* START Data shown *
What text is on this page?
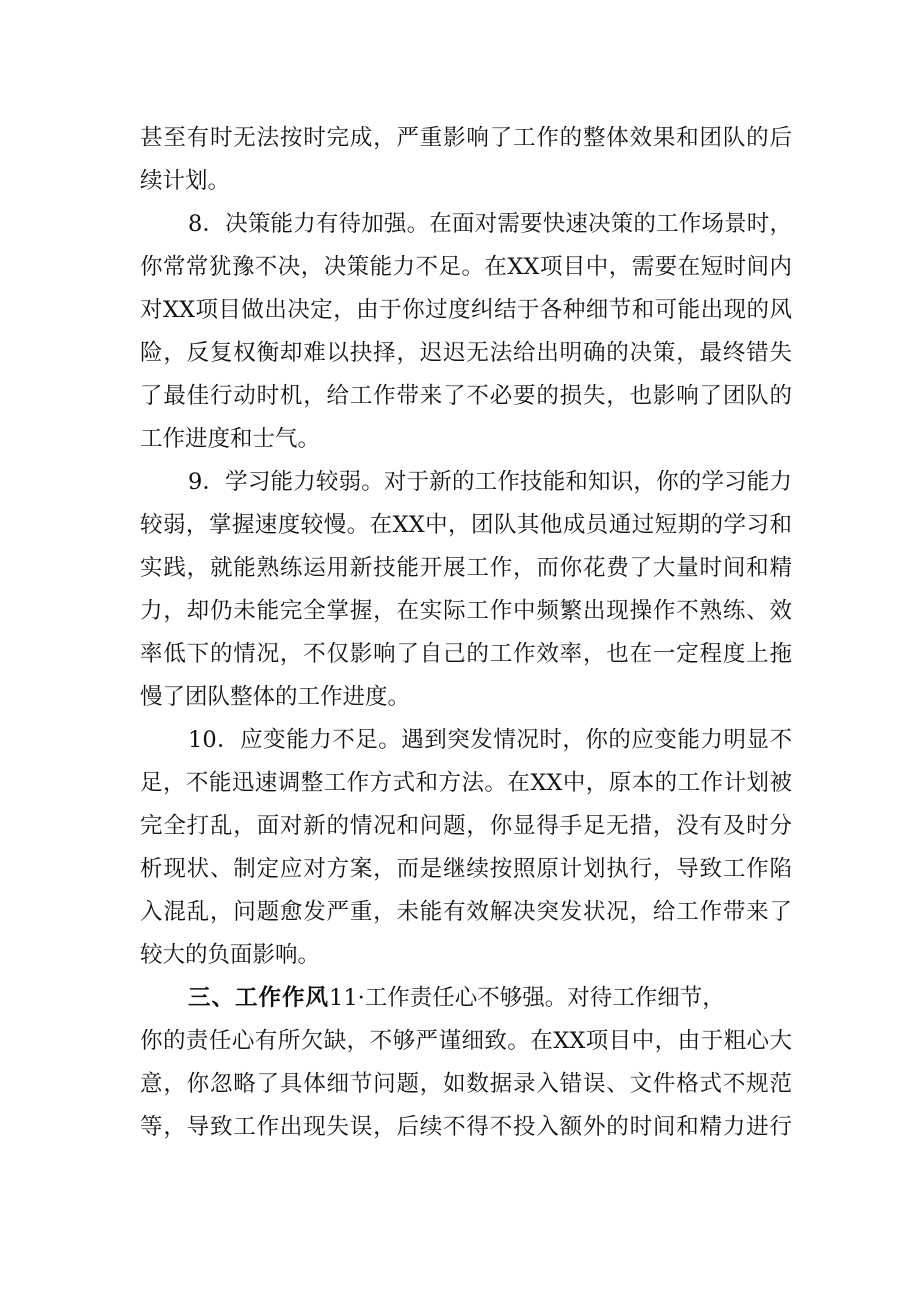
甚至有时无法按时完成，严重影响了工作的整体效果和团队的后
续计划。
8．决策能力有待加强。在面对需要快速决策的工作场景时，
你常常犹豫不决，决策能力不足。在XX项目中，需要在短时间内
对XX项目做出决定，由于你过度纠结于各种细节和可能出现的风
险，反复权衡却难以抉择，迟迟无法给出明确的决策，最终错失
了最佳行动时机，给工作带来了不必要的损失，也影响了团队的
工作进度和士气。
9．学习能力较弱。对于新的工作技能和知识，你的学习能力
较弱，掌握速度较慢。在XX中，团队其他成员通过短期的学习和
实践，就能熟练运用新技能开展工作，而你花费了大量时间和精
力，却仍未能完全掌握，在实际工作中频繁出现操作不熟练、效
率低下的情况，不仅影响了自己的工作效率，也在一定程度上拖
慢了团队整体的工作进度。
10．应变能力不足。遇到突发情况时，你的应变能力明显不
足，不能迅速调整工作方式和方法。在XX中，原本的工作计划被
完全打乱，面对新的情况和问题，你显得手足无措，没有及时分
析现状、制定应对方案，而是继续按照原计划执行，导致工作陷
入混乱，问题愈发严重，未能有效解决突发状况，给工作带来了
较大的负面影响。
三、工作作风11·工作责任心不够强。对待工作细节，
你的责任心有所欠缺，不够严谨细致。在XX项目中，由于粗心大
意，你忽略了具体细节问题，如数据录入错误、文件格式不规范
等，导致工作出现失误，后续不得不投入额外的时间和精力进行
* END Data shown *
• Work required: Leave the images out, please, and restate each line word for word.

• The response:
What text is on this page?
甚至有时无法按时完成，严重影响了工作的整体效果和团队的后
续计划。
8．决策能力有待加强。在面对需要快速决策的工作场景时，
你常常犹豫不决，决策能力不足。在XX项目中，需要在短时间内
对XX项目做出决定，由于你过度纠结于各种细节和可能出现的风
险，反复权衡却难以抉择，迟迟无法给出明确的决策，最终错失
了最佳行动时机，给工作带来了不必要的损失，也影响了团队的
工作进度和士气。
9．学习能力较弱。对于新的工作技能和知识，你的学习能力
较弱，掌握速度较慢。在XX中，团队其他成员通过短期的学习和
实践，就能熟练运用新技能开展工作，而你花费了大量时间和精
力，却仍未能完全掌握，在实际工作中频繁出现操作不熟练、效
率低下的情况，不仅影响了自己的工作效率，也在一定程度上拖
慢了团队整体的工作进度。
10．应变能力不足。遇到突发情况时，你的应变能力明显不
足，不能迅速调整工作方式和方法。在XX中，原本的工作计划被
完全打乱，面对新的情况和问题，你显得手足无措，没有及时分
析现状、制定应对方案，而是继续按照原计划执行，导致工作陷
入混乱，问题愈发严重，未能有效解决突发状况，给工作带来了
较大的负面影响。
三、工作作风11·工作责任心不够强。对待工作细节，
你的责任心有所欠缺，不够严谨细致。在XX项目中，由于粗心大
意，你忽略了具体细节问题，如数据录入错误、文件格式不规范
等，导致工作出现失误，后续不得不投入额外的时间和精力进行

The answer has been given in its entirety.